__WHAT THE TASK REQUIRES__: Return each line containing "title".

** Start of EXTRACTED DATA **

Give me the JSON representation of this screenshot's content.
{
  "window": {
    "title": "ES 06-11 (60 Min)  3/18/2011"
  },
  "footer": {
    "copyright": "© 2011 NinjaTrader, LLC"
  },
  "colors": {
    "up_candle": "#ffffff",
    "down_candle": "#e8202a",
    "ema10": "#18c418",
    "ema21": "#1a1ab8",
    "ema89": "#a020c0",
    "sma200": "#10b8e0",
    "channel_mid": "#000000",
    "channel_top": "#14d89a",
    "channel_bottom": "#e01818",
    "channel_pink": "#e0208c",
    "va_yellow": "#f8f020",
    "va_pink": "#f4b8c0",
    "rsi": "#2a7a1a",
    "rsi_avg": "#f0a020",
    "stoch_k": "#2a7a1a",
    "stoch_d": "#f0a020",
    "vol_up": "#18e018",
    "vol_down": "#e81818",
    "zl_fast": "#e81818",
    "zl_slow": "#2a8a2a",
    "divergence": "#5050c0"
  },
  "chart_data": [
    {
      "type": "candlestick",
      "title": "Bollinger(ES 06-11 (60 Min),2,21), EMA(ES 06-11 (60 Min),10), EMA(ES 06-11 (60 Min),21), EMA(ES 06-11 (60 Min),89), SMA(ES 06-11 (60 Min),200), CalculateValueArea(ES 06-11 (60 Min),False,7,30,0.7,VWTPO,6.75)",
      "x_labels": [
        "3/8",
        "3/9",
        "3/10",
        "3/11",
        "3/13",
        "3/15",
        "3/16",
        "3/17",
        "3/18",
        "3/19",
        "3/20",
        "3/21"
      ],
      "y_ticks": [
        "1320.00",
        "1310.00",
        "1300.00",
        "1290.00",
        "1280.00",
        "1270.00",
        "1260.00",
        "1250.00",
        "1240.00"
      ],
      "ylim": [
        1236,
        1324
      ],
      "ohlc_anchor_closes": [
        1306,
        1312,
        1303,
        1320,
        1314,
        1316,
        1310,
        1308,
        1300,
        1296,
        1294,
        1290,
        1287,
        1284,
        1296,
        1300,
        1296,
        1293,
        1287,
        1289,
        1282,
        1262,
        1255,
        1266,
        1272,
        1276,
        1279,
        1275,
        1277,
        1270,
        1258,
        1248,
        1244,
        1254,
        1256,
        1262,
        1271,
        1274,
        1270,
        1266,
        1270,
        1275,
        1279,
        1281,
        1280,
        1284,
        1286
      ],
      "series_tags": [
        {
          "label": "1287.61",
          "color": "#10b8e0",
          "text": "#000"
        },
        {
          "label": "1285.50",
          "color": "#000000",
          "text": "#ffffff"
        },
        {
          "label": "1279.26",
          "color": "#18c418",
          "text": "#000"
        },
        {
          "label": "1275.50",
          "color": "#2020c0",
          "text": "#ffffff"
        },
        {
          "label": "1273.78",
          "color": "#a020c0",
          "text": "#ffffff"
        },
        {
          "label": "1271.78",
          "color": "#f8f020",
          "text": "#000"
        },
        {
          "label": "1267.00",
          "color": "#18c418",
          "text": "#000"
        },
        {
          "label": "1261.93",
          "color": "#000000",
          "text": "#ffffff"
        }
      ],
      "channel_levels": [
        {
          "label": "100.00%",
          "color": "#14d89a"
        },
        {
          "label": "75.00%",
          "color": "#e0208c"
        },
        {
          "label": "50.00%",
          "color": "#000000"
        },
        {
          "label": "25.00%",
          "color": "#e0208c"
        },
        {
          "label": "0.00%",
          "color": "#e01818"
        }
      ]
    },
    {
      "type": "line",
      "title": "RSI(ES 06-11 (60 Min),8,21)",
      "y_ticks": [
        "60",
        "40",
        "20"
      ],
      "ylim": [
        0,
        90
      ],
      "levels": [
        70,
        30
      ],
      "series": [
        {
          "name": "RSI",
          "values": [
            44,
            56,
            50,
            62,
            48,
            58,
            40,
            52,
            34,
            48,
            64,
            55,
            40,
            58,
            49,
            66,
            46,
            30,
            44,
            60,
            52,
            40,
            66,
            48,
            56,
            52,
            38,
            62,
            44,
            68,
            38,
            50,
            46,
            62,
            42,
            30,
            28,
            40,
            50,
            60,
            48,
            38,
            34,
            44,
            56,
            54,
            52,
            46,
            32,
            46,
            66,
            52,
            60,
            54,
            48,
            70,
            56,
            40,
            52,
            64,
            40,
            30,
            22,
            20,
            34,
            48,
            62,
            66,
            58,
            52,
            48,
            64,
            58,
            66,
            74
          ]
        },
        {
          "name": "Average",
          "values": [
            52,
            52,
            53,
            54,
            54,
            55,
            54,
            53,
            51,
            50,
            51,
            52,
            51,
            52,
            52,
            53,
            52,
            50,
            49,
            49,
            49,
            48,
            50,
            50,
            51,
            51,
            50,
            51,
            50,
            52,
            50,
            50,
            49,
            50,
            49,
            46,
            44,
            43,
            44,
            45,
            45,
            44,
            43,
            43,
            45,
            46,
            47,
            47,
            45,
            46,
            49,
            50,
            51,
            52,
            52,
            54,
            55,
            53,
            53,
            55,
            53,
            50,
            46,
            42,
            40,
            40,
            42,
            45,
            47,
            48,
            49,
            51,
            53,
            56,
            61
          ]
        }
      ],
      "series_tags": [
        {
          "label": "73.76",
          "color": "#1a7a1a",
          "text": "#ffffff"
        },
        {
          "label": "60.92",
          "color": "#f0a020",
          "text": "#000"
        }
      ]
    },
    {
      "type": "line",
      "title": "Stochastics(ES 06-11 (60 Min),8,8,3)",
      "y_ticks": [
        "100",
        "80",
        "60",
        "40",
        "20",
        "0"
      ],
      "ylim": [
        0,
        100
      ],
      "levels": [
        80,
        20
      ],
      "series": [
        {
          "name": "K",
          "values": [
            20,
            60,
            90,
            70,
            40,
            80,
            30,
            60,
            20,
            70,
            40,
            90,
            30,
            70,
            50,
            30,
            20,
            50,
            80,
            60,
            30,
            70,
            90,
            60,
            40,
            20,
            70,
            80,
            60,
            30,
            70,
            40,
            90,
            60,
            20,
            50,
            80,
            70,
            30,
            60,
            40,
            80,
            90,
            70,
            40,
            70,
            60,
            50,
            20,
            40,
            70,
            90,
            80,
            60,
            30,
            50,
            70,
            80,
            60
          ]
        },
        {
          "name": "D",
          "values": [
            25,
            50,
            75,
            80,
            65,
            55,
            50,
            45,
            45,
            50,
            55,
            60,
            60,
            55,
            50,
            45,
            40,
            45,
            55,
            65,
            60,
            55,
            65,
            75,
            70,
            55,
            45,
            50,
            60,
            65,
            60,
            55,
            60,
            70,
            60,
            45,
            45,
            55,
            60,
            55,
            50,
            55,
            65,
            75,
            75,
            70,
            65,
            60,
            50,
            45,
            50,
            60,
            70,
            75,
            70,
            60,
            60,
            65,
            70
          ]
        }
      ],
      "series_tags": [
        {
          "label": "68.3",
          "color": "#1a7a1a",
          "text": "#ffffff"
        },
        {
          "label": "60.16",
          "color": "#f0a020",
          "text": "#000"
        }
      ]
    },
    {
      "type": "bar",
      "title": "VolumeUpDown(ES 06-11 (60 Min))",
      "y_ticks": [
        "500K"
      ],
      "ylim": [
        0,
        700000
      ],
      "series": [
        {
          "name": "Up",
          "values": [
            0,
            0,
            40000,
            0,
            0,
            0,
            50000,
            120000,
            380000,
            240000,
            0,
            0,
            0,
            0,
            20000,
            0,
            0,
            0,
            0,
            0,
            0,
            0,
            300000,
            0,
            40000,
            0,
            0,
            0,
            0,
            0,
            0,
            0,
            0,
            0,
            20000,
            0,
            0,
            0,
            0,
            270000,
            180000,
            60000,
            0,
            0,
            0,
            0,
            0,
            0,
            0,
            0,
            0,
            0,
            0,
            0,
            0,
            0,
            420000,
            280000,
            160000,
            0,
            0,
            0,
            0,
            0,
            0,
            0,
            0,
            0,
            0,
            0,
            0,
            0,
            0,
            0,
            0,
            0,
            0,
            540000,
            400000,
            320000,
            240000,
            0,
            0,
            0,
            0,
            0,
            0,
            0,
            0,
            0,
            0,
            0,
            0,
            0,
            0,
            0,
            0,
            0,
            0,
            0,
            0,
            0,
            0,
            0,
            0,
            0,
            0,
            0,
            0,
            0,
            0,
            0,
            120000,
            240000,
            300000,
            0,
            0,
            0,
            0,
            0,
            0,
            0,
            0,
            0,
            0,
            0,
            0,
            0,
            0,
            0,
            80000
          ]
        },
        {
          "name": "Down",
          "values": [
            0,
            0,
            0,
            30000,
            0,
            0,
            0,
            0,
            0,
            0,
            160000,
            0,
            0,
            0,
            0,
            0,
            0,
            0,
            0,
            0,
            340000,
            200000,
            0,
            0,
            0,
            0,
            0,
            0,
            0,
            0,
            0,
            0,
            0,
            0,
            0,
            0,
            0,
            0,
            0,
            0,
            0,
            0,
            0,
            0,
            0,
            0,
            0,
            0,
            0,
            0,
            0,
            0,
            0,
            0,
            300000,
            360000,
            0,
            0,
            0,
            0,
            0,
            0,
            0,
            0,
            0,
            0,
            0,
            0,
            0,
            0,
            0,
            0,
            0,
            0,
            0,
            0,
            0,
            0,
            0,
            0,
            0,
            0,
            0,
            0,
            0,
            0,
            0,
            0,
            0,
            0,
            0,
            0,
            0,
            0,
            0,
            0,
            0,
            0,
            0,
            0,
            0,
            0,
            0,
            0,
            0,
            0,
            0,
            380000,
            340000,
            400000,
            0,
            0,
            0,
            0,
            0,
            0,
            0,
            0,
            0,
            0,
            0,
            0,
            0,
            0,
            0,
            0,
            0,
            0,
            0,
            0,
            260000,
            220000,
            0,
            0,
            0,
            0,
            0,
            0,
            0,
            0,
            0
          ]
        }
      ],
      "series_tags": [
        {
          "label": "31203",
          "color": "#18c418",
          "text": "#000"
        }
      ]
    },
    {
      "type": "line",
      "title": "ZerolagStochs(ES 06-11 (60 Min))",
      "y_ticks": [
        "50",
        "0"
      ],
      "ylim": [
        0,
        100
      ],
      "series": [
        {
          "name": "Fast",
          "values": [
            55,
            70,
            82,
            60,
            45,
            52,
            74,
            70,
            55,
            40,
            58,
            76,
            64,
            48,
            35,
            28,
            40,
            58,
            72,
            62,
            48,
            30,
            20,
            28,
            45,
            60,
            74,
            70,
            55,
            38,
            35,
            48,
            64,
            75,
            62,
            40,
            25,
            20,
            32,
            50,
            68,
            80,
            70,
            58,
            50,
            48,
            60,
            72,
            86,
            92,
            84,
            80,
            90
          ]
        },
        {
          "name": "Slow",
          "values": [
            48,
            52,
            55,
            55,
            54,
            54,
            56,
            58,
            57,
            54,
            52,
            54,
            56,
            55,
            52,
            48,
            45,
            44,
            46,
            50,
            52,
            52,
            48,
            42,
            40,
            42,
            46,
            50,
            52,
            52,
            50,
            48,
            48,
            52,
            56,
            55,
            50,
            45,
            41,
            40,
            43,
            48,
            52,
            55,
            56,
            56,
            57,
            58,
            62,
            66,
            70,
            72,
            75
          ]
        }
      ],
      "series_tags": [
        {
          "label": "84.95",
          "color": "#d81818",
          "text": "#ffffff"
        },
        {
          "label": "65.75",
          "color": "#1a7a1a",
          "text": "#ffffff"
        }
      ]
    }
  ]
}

** End of EXTRACTED DATA **

__EXERCISE SOLUTION__:
    "title": "ES 06-11 (60 Min)  3/18/2011"
      "title": "Bollinger(ES 06-11 (60 Min),2,21), EMA(ES 06-11 (60 Min),10), EMA(ES 06-11 (60 Min),21), EMA(ES 06-11 (60 Min),89), SMA(ES 06-11 (60 Min),200), CalculateValueArea(ES 06-11 (60 Min),False,7,30,0.7,VWTPO,6.75)",
      "title": "RSI(ES 06-11 (60 Min),8,21)",
      "title": "Stochastics(ES 06-11 (60 Min),8,8,3)",
      "title": "VolumeUpDown(ES 06-11 (60 Min))",
      "title": "ZerolagStochs(ES 06-11 (60 Min))",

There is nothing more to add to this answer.